Work instructions. Identify each line holding the string "structured" and copy it.
>>>
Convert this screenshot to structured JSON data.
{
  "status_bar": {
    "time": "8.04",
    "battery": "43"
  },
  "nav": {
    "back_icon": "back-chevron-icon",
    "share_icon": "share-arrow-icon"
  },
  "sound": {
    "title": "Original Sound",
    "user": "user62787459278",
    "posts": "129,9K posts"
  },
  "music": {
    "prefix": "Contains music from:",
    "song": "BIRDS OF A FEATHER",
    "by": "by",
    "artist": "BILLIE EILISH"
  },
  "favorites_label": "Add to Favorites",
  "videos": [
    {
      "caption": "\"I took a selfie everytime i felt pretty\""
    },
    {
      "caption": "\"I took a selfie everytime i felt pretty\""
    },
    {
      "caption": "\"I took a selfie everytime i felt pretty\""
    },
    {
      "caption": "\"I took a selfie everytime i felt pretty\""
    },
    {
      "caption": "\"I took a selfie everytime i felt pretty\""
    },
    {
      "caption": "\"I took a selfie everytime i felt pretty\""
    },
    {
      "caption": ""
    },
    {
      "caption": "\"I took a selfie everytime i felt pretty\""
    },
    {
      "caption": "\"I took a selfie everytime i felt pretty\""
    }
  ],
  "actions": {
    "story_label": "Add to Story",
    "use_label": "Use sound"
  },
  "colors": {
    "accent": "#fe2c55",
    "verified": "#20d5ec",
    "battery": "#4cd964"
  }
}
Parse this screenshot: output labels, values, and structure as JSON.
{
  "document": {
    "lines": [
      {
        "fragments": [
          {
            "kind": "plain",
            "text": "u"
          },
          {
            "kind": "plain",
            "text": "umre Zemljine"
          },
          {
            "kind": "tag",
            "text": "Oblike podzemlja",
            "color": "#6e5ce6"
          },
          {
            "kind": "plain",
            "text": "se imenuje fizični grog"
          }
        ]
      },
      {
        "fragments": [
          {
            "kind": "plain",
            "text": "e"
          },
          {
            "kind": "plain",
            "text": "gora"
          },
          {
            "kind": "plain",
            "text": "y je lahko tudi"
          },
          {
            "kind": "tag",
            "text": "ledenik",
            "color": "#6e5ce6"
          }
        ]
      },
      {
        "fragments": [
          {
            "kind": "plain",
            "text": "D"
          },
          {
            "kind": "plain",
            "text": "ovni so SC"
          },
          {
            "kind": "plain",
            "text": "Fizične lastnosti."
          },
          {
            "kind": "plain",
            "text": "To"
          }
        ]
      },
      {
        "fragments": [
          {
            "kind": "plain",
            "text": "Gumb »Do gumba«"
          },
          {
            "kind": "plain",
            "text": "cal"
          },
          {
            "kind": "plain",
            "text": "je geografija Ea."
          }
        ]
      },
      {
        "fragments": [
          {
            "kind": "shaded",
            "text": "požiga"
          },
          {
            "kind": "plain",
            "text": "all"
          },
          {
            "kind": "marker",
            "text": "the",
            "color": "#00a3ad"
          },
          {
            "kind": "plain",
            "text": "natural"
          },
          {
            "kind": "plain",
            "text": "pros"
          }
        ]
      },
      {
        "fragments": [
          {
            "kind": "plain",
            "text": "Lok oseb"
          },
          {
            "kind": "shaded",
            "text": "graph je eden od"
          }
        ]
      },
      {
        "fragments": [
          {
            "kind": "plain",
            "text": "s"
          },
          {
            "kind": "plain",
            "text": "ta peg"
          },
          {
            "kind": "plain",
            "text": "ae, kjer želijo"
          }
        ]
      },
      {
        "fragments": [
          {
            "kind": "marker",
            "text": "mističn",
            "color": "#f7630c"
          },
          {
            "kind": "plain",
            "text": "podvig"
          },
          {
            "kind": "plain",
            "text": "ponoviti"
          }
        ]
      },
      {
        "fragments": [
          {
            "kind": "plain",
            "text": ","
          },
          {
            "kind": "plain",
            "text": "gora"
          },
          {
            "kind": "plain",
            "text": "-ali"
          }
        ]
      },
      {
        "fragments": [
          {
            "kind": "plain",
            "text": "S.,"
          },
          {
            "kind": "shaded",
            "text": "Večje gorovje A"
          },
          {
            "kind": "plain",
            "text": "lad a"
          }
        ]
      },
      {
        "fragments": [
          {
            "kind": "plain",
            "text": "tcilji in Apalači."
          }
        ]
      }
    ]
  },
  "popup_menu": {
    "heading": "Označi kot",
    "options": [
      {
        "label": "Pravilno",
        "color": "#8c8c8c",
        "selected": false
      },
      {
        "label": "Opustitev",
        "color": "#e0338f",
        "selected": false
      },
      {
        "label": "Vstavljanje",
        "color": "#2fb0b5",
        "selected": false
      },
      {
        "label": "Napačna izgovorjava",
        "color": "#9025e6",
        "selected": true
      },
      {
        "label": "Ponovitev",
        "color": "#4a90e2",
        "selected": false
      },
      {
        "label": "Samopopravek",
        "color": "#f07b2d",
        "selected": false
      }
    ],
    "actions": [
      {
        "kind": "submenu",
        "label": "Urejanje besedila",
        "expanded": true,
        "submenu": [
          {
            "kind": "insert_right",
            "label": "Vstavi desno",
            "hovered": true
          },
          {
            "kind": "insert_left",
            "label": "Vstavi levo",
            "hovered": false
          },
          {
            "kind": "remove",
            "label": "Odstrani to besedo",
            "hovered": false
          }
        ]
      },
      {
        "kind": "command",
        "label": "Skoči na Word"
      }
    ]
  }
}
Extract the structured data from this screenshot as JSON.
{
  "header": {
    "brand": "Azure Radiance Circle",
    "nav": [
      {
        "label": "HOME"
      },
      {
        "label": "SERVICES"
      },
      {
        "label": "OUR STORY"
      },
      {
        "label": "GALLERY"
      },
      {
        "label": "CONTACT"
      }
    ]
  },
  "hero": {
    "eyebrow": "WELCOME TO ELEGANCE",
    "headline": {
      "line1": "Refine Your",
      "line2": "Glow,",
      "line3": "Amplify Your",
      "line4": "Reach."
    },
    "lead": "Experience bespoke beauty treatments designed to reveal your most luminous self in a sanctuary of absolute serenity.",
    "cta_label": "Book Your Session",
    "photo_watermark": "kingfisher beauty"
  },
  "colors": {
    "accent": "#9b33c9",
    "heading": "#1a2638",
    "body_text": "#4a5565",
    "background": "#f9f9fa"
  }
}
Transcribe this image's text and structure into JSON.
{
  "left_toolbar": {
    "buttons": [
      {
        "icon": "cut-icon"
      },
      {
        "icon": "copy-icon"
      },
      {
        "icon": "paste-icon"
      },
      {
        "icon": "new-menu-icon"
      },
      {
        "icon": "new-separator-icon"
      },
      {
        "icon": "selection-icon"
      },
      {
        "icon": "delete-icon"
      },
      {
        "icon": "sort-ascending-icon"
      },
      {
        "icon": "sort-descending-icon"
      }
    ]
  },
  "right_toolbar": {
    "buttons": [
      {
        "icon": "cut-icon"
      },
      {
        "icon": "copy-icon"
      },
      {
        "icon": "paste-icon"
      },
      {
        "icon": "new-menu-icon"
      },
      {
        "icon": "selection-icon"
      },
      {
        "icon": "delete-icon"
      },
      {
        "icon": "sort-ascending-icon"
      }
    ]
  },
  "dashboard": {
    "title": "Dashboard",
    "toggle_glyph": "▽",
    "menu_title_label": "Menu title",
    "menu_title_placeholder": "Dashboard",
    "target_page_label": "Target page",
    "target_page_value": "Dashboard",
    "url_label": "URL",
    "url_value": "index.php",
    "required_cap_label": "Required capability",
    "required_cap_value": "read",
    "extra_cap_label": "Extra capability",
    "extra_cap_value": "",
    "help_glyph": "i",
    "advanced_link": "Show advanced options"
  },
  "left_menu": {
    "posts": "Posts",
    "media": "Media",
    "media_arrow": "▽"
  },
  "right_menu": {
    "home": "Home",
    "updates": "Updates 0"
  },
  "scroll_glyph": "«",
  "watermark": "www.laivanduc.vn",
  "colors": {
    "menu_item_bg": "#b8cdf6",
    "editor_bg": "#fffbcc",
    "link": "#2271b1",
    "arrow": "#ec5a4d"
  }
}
<<<
Result of the exercise.
Convert this screenshot to structured JSON data.
Extract the structured data from this screenshot as JSON.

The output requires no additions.